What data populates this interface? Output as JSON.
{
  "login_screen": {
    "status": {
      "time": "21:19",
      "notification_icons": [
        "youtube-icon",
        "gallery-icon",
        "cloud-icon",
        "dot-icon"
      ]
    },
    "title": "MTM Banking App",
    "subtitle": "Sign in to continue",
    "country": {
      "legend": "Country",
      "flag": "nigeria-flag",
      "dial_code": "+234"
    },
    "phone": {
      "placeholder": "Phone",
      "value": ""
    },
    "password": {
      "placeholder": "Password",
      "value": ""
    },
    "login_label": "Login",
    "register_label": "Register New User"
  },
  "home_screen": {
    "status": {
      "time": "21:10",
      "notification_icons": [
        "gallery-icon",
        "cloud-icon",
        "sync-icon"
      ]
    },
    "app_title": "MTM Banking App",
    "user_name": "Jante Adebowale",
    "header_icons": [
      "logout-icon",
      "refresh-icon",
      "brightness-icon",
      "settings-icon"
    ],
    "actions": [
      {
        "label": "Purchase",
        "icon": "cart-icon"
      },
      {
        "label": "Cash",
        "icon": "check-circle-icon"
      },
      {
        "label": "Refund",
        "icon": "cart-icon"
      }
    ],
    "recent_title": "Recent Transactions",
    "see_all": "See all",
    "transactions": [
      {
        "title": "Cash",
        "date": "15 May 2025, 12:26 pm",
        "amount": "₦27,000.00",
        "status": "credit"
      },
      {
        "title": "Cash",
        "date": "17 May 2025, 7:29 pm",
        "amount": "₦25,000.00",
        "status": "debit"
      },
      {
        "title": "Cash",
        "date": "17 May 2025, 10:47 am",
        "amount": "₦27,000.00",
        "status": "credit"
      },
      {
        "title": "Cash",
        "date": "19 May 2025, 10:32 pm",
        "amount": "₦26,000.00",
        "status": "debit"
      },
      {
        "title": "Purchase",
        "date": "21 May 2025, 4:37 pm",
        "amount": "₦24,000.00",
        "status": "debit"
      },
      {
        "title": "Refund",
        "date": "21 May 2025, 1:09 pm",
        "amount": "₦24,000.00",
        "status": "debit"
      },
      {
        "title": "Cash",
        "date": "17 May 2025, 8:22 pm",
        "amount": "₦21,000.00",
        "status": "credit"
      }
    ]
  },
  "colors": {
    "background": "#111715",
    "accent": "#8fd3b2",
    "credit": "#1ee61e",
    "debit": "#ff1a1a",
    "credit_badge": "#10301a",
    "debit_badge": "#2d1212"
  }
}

WORK TO DO: Write out every entry above, word for word.

RESPONSE TO THIS TASK:
What data populates this interface? Output as JSON.
{
  "login_screen": {
    "status": {
      "time": "21:19",
      "notification_icons": [
        "youtube-icon",
        "gallery-icon",
        "cloud-icon",
        "dot-icon"
      ]
    },
    "title": "MTM Banking App",
    "subtitle": "Sign in to continue",
    "country": {
      "legend": "Country",
      "flag": "nigeria-flag",
      "dial_code": "+234"
    },
    "phone": {
      "placeholder": "Phone",
      "value": ""
    },
    "password": {
      "placeholder": "Password",
      "value": ""
    },
    "login_label": "Login",
    "register_label": "Register New User"
  },
  "home_screen": {
    "status": {
      "time": "21:10",
      "notification_icons": [
        "gallery-icon",
        "cloud-icon",
        "sync-icon"
      ]
    },
    "app_title": "MTM Banking App",
    "user_name": "Jante Adebowale",
    "header_icons": [
      "logout-icon",
      "refresh-icon",
      "brightness-icon",
      "settings-icon"
    ],
    "actions": [
      {
        "label": "Purchase",
        "icon": "cart-icon"
      },
      {
        "label": "Cash",
        "icon": "check-circle-icon"
      },
      {
        "label": "Refund",
        "icon": "cart-icon"
      }
    ],
    "recent_title": "Recent Transactions",
    "see_all": "See all",
    "transactions": [
      {
        "title": "Cash",
        "date": "15 May 2025, 12:26 pm",
        "amount": "₦27,000.00",
        "status": "credit"
      },
      {
        "title": "Cash",
        "date": "17 May 2025, 7:29 pm",
        "amount": "₦25,000.00",
        "status": "debit"
      },
      {
        "title": "Cash",
        "date": "17 May 2025, 10:47 am",
        "amount": "₦27,000.00",
        "status": "credit"
      },
      {
        "title": "Cash",
        "date": "19 May 2025, 10:32 pm",
        "amount": "₦26,000.00",
        "status": "debit"
      },
      {
        "title": "Purchase",
        "date": "21 May 2025, 4:37 pm",
        "amount": "₦24,000.00",
        "status": "debit"
      },
      {
        "title": "Refund",
        "date": "21 May 2025, 1:09 pm",
        "amount": "₦24,000.00",
        "status": "debit"
      },
      {
        "title": "Cash",
        "date": "17 May 2025, 8:22 pm",
        "amount": "₦21,000.00",
        "status": "credit"
      }
    ]
  },
  "colors": {
    "background": "#111715",
    "accent": "#8fd3b2",
    "credit": "#1ee61e",
    "debit": "#ff1a1a",
    "credit_badge": "#10301a",
    "debit_badge": "#2d1212"
  }
}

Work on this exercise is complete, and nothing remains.